* _Stated goal_
Write the records below out in full, character for character, with no pictures.

## BEGIN

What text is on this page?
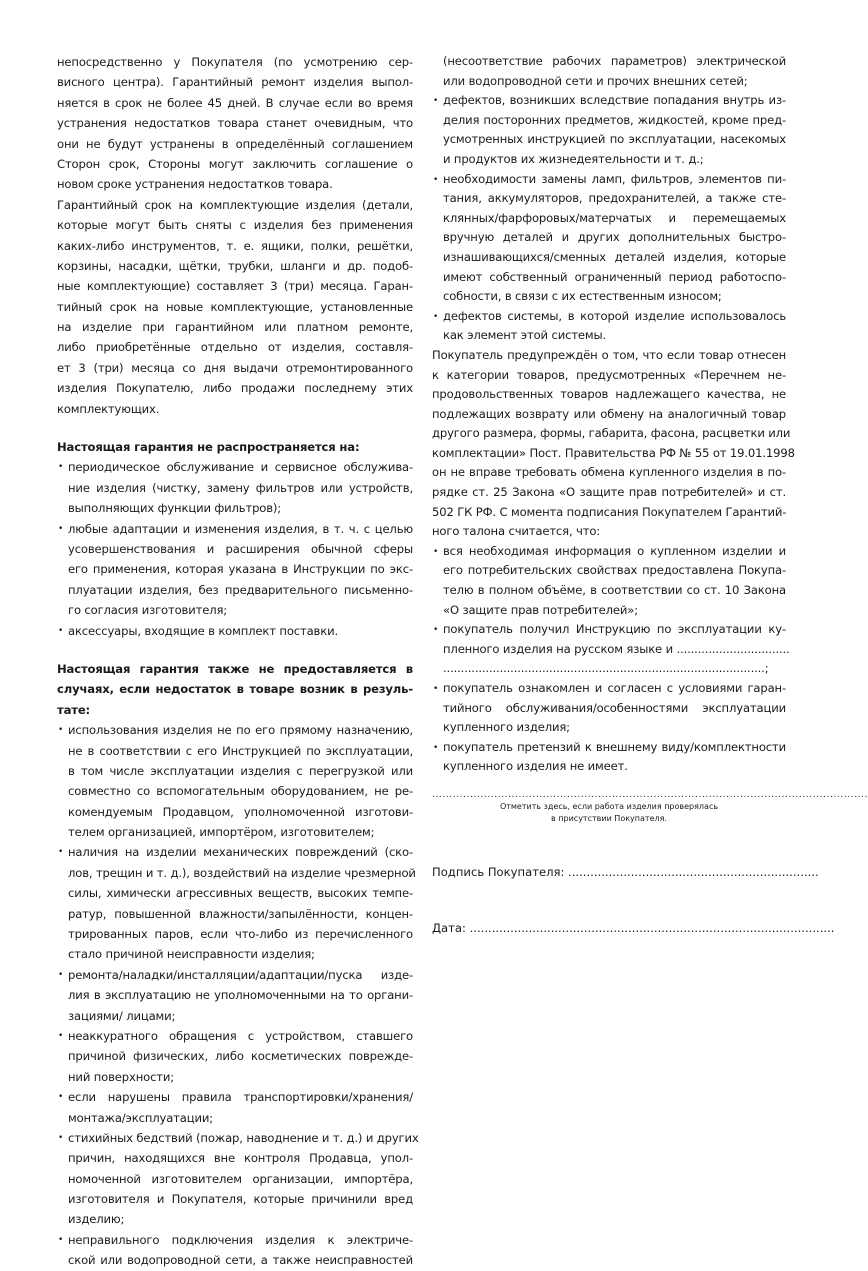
непосредственно у Покупателя (по усмотрению сер-
висного центра). Гарантийный ремонт изделия выпол-
няется в срок не более 45 дней. В случае если во время
устранения недостатков товара станет очевидным, что
они не будут устранены в определённый соглашением
Сторон срок, Стороны могут заключить соглашение о
новом сроке устранения недостатков товара.
Гарантийный срок на комплектующие изделия (детали,
которые могут быть сняты с изделия без применения
каких-либо инструментов, т. е. ящики, полки, решётки,
корзины, насадки, щётки, трубки, шланги и др. подоб-
ные комплектующие) составляет 3 (три) месяца. Гаран-
тийный срок на новые комплектующие, установленные
на изделие при гарантийном или платном ремонте,
либо приобретённые отдельно от изделия, составля-
ет 3 (три) месяца со дня выдачи отремонтированного
изделия Покупателю, либо продажи последнему этих
комплектующих.
Настоящая гарантия не распространяется на:
• периодическое обслуживание и сервисное обслужива-
ние изделия (чистку, замену фильтров или устройств,
выполняющих функции фильтров);
• любые адаптации и изменения изделия, в т. ч. с целью
усовершенствования и расширения обычной сферы
его применения, которая указана в Инструкции по экс-
плуатации изделия, без предварительного письменно-
го согласия изготовителя;
• аксессуары, входящие в комплект поставки.
Настоящая гарантия также не предоставляется в
случаях, если недостаток в товаре возник в резуль-
тате:
• использования изделия не по его прямому назначению,
не в соответствии с его Инструкцией по эксплуатации,
в том числе эксплуатации изделия с перегрузкой или
совместно со вспомогательным оборудованием, не ре-
комендуемым Продавцом, уполномоченной изготови-
телем организацией, импортёром, изготовителем;
• наличия на изделии механических повреждений (ско-
лов, трещин и т. д.), воздействий на изделие чрезмерной
силы, химически агрессивных веществ, высоких темпе-
ратур, повышенной влажности/запылённости, концен-
трированных паров, если что-либо из перечисленного
стало причиной неисправности изделия;
• ремонта/наладки/инсталляции/адаптации/пуска изде-
лия в эксплуатацию не уполномоченными на то органи-
зациями/ лицами;
• неаккуратного обращения с устройством, ставшего
причиной физических, либо косметических поврежде-
ний поверхности;
• если нарушены правила транспортировки/хранения/
монтажа/эксплуатации;
• стихийных бедствий (пожар, наводнение и т. д.) и других
причин, находящихся вне контроля Продавца, упол-
номоченной изготовителем организации, импортёра,
изготовителя и Покупателя, которые причинили вред
изделию;
• неправильного подключения изделия к электриче-
ской или водопроводной сети, а также неисправностей
(несоответствие рабочих параметров) электрической
или водопроводной сети и прочих внешних сетей;
• дефектов, возникших вследствие попадания внутрь из-
делия посторонних предметов, жидкостей, кроме пред-
усмотренных инструкцией по эксплуатации, насекомых
и продуктов их жизнедеятельности и т. д.;
• необходимости замены ламп, фильтров, элементов пи-
тания, аккумуляторов, предохранителей, а также сте-
клянных/фарфоровых/матерчатых и перемещаемых
вручную деталей и других дополнительных быстро-
изнашивающихся/сменных деталей изделия, которые
имеют собственный ограниченный период работоспо-
собности, в связи с их естественным износом;
• дефектов системы, в которой изделие использовалось
как элемент этой системы.
Покупатель предупреждён о том, что если товар отнесен
к категории товаров, предусмотренных «Перечнем не-
продовольственных товаров надлежащего качества, не
подлежащих возврату или обмену на аналогичный товар
другого размера, формы, габарита, фасона, расцветки или
комплектации» Пост. Правительства РФ № 55 от 19.01.1998
он не вправе требовать обмена купленного изделия в по-
рядке ст. 25 Закона «О защите прав потребителей» и ст.
502 ГК РФ. С момента подписания Покупателем Гарантий-
ного талона считается, что:
• вся необходимая информация о купленном изделии и
его потребительских свойствах предоставлена Покупа-
телю в полном объёме, в соответствии со ст. 10 Закона
«О защите прав потребителей»;
• покупатель получил Инструкцию по эксплуатации ку-
пленного изделия на русском языке и ................................
...........................................................................................;
• покупатель ознакомлен и согласен с условиями гаран-
тийного обслуживания/особенностями эксплуатации
купленного изделия;
• покупатель претензий к внешнему виду/комплектности
купленного изделия не имеет.
..............................................................................................................................
Отметить здесь, если работа изделия проверялась
в присутствии Покупателя.
Подпись Покупателя: ....................................................................
Дата: ...................................................................................................
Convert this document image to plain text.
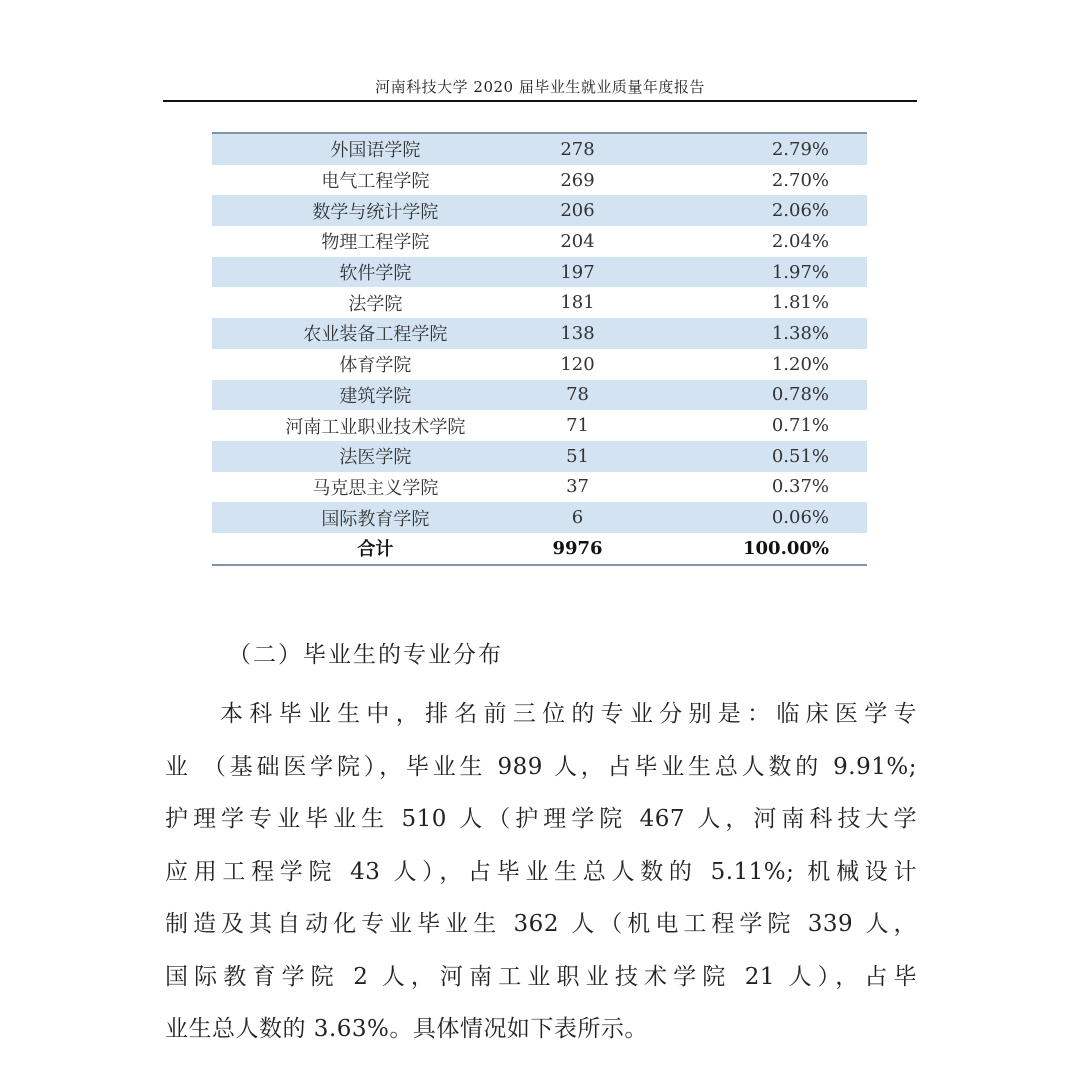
河南科技大学 2020 届毕业生就业质量年度报告
外国语学院	278	2.79%
电气工程学院	269	2.70%
数学与统计学院	206	2.06%
物理工程学院	204	2.04%
软件学院	197	1.97%
法学院	181	1.81%
农业装备工程学院	138	1.38%
体育学院	120	1.20%
建筑学院	78	0.78%
河南工业职业技术学院	71	0.71%
法医学院	51	0.51%
马克思主义学院	37	0.37%
国际教育学院	6	0.06%
合计	9976	100.00%
（二）毕业生的专业分布
本科毕业生中，排名前三位的专业分别是：临床医学专
业 （基础医学院），毕业生 989 人，占毕业生总人数的 9.91%;
护理学专业毕业生 510 人（护理学院 467 人，河南科技大学
应用工程学院 43 人），占毕业生总人数的 5.11%; 机械设计
制造及其自动化专业毕业生 362 人（机电工程学院 339 人，
国际教育学院 2 人，河南工业职业技术学院 21 人），占毕
业生总人数的 3.63%。具体情况如下表所示。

## END

* _Expected answer_
What text is on this page?
непосредственно у Покупателя (по усмотрению сер-
висного центра). Гарантийный ремонт изделия выпол-
няется в срок не более 45 дней. В случае если во время
устранения недостатков товара станет очевидным, что
они не будут устранены в определённый соглашением
Сторон срок, Стороны могут заключить соглашение о
новом сроке устранения недостатков товара.
Гарантийный срок на комплектующие изделия (детали,
которые могут быть сняты с изделия без применения
каких-либо инструментов, т. е. ящики, полки, решётки,
корзины, насадки, щётки, трубки, шланги и др. подоб-
ные комплектующие) составляет 3 (три) месяца. Гаран-
тийный срок на новые комплектующие, установленные
на изделие при гарантийном или платном ремонте,
либо приобретённые отдельно от изделия, составля-
ет 3 (три) месяца со дня выдачи отремонтированного
изделия Покупателю, либо продажи последнему этих
комплектующих.
Настоящая гарантия не распространяется на:
• периодическое обслуживание и сервисное обслужива-
ние изделия (чистку, замену фильтров или устройств,
выполняющих функции фильтров);
• любые адаптации и изменения изделия, в т. ч. с целью
усовершенствования и расширения обычной сферы
его применения, которая указана в Инструкции по экс-
плуатации изделия, без предварительного письменно-
го согласия изготовителя;
• аксессуары, входящие в комплект поставки.
Настоящая гарантия также не предоставляется в
случаях, если недостаток в товаре возник в резуль-
тате:
• использования изделия не по его прямому назначению,
не в соответствии с его Инструкцией по эксплуатации,
в том числе эксплуатации изделия с перегрузкой или
совместно со вспомогательным оборудованием, не ре-
комендуемым Продавцом, уполномоченной изготови-
телем организацией, импортёром, изготовителем;
• наличия на изделии механических повреждений (ско-
лов, трещин и т. д.), воздействий на изделие чрезмерной
силы, химически агрессивных веществ, высоких темпе-
ратур, повышенной влажности/запылённости, концен-
трированных паров, если что-либо из перечисленного
стало причиной неисправности изделия;
• ремонта/наладки/инсталляции/адаптации/пуска изде-
лия в эксплуатацию не уполномоченными на то органи-
зациями/ лицами;
• неаккуратного обращения с устройством, ставшего
причиной физических, либо косметических поврежде-
ний поверхности;
• если нарушены правила транспортировки/хранения/
монтажа/эксплуатации;
• стихийных бедствий (пожар, наводнение и т. д.) и других
причин, находящихся вне контроля Продавца, упол-
номоченной изготовителем организации, импортёра,
изготовителя и Покупателя, которые причинили вред
изделию;
• неправильного подключения изделия к электриче-
ской или водопроводной сети, а также неисправностей
(несоответствие рабочих параметров) электрической
или водопроводной сети и прочих внешних сетей;
• дефектов, возникших вследствие попадания внутрь из-
делия посторонних предметов, жидкостей, кроме пред-
усмотренных инструкцией по эксплуатации, насекомых
и продуктов их жизнедеятельности и т. д.;
• необходимости замены ламп, фильтров, элементов пи-
тания, аккумуляторов, предохранителей, а также сте-
клянных/фарфоровых/матерчатых и перемещаемых
вручную деталей и других дополнительных быстро-
изнашивающихся/сменных деталей изделия, которые
имеют собственный ограниченный период работоспо-
собности, в связи с их естественным износом;
• дефектов системы, в которой изделие использовалось
как элемент этой системы.
Покупатель предупреждён о том, что если товар отнесен
к категории товаров, предусмотренных «Перечнем не-
продовольственных товаров надлежащего качества, не
подлежащих возврату или обмену на аналогичный товар
другого размера, формы, габарита, фасона, расцветки или
комплектации» Пост. Правительства РФ № 55 от 19.01.1998
он не вправе требовать обмена купленного изделия в по-
рядке ст. 25 Закона «О защите прав потребителей» и ст.
502 ГК РФ. С момента подписания Покупателем Гарантий-
ного талона считается, что:
• вся необходимая информация о купленном изделии и
его потребительских свойствах предоставлена Покупа-
телю в полном объёме, в соответствии со ст. 10 Закона
«О защите прав потребителей»;
• покупатель получил Инструкцию по эксплуатации ку-
пленного изделия на русском языке и ................................
...........................................................................................;
• покупатель ознакомлен и согласен с условиями гаран-
тийного обслуживания/особенностями эксплуатации
купленного изделия;
• покупатель претензий к внешнему виду/комплектности
купленного изделия не имеет.
..............................................................................................................................
Отметить здесь, если работа изделия проверялась
в присутствии Покупателя.
Подпись Покупателя: ....................................................................
Дата: ...................................................................................................
Convert this document image to plain text.
河南科技大学 2020 届毕业生就业质量年度报告
外国语学院	278	2.79%
电气工程学院	269	2.70%
数学与统计学院	206	2.06%
物理工程学院	204	2.04%
软件学院	197	1.97%
法学院	181	1.81%
农业装备工程学院	138	1.38%
体育学院	120	1.20%
建筑学院	78	0.78%
河南工业职业技术学院	71	0.71%
法医学院	51	0.51%
马克思主义学院	37	0.37%
国际教育学院	6	0.06%
合计	9976	100.00%
（二）毕业生的专业分布
本科毕业生中，排名前三位的专业分别是：临床医学专
业 （基础医学院），毕业生 989 人，占毕业生总人数的 9.91%;
护理学专业毕业生 510 人（护理学院 467 人，河南科技大学
应用工程学院 43 人），占毕业生总人数的 5.11%; 机械设计
制造及其自动化专业毕业生 362 人（机电工程学院 339 人，
国际教育学院 2 人，河南工业职业技术学院 21 人），占毕
业生总人数的 3.63%。具体情况如下表所示。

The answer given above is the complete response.